* Begin *

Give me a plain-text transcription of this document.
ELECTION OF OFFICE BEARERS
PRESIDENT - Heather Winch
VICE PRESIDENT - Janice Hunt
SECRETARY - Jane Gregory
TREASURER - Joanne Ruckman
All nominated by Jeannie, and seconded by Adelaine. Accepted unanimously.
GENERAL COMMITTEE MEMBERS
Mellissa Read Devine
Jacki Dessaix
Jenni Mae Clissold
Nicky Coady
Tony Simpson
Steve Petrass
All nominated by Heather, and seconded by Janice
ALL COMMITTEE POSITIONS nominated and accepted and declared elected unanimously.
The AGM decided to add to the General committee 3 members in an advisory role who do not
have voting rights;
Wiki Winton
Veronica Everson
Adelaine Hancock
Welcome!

* End *

• [Task to carry out]: Gather each line of the records holding the string "PRESIDENT".

• [Answer to the exercise]:
PRESIDENT - Heather Winch
VICE PRESIDENT - Janice Hunt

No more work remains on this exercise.